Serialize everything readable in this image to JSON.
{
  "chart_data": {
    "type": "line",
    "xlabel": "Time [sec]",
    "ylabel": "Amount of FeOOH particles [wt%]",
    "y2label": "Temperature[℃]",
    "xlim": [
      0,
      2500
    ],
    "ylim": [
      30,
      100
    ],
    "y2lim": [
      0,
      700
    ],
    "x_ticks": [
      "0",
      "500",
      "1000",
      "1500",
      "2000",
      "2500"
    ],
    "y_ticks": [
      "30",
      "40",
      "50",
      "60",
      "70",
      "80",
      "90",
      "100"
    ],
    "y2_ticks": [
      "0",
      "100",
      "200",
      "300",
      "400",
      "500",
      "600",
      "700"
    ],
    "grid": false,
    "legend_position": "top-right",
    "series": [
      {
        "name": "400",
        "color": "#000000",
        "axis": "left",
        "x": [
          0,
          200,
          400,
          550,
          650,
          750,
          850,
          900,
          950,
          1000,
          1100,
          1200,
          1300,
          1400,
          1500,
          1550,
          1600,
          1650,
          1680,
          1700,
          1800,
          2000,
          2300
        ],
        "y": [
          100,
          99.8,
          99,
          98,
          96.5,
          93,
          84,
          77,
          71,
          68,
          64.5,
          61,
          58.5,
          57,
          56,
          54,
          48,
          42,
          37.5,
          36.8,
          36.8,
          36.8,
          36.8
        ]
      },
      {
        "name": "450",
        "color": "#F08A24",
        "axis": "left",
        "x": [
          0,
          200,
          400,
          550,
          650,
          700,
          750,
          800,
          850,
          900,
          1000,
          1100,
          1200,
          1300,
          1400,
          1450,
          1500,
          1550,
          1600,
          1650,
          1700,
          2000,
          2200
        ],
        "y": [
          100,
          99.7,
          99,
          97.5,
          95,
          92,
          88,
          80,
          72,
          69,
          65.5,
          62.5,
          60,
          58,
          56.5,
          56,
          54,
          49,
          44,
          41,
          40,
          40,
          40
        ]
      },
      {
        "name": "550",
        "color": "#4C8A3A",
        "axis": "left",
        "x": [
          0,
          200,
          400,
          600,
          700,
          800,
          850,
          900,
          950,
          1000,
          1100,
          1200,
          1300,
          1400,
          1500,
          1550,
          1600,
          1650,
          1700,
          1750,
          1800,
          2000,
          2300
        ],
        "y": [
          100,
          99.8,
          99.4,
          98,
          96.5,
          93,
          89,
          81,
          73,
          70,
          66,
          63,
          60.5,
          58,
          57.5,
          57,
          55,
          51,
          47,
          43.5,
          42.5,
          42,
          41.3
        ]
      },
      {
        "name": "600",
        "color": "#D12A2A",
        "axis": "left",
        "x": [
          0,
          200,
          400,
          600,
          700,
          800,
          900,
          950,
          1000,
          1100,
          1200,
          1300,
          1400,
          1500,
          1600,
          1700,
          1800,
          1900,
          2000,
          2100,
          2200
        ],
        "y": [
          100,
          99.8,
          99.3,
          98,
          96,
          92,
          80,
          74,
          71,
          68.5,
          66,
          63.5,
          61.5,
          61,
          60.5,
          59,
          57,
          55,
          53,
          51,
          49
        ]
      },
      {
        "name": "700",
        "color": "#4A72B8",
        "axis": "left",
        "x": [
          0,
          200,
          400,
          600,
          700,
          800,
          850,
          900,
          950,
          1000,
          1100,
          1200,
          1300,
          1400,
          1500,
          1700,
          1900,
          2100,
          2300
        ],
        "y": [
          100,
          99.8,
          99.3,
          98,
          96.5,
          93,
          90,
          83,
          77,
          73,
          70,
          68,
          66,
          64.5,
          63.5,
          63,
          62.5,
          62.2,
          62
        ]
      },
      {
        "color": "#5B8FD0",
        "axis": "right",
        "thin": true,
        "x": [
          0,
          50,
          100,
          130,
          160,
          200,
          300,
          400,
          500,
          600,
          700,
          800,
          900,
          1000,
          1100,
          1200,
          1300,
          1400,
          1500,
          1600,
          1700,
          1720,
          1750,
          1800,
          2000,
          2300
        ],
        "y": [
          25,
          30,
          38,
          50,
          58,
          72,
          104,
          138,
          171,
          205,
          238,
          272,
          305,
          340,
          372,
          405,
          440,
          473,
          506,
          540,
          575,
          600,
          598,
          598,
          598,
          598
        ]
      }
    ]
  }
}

▶ What to work on
Every line of the listing that holds "name" should be found and copied.

▶ Task result
        "name": "400",
        "name": "450",
        "name": "550",
        "name": "600",
        "name": "700",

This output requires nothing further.